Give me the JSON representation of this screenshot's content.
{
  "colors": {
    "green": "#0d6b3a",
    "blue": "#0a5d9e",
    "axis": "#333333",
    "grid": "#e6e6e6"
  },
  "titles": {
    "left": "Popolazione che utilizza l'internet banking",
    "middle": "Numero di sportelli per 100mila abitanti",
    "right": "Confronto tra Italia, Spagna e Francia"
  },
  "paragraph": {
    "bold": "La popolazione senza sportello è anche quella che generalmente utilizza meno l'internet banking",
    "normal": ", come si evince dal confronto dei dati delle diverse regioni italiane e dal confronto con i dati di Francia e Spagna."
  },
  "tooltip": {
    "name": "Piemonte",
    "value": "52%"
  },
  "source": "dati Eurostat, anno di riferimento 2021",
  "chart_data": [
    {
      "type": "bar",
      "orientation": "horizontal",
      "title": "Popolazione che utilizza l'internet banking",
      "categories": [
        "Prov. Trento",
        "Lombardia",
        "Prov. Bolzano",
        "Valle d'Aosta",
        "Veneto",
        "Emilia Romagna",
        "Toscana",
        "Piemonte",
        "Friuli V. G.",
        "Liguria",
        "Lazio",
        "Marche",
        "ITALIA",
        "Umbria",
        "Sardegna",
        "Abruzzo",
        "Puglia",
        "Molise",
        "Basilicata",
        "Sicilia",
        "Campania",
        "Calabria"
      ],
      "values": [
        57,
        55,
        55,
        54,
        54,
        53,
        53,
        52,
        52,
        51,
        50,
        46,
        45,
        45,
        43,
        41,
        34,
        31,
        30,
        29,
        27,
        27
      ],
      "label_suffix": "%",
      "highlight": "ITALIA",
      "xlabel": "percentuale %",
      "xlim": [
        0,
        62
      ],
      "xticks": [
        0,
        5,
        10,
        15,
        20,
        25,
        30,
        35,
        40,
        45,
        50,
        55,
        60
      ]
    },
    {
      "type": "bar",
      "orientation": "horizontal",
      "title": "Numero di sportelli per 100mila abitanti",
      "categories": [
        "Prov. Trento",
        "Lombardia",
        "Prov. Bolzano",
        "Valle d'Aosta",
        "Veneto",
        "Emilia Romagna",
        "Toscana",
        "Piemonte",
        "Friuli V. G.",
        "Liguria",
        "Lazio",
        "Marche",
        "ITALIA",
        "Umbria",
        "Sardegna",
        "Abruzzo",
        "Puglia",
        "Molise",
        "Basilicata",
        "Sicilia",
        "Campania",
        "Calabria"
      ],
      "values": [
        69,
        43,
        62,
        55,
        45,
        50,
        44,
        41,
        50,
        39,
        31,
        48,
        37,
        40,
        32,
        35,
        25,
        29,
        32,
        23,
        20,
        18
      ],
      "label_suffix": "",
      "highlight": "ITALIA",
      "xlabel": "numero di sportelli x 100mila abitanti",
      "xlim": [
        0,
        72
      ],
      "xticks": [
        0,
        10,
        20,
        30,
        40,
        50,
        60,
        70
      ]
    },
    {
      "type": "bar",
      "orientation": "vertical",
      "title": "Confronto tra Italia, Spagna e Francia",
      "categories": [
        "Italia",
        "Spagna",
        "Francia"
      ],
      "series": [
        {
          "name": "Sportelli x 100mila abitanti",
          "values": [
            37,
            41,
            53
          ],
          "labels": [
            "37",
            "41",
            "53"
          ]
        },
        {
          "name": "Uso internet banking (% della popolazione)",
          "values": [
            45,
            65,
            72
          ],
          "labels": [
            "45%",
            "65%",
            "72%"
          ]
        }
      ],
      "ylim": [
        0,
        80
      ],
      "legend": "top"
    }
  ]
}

******************************

WHAT IS ASKED >> State how many lines above contain the string "Francia", with no other words.

RESPONSE TO THIS EXERCISE >> 4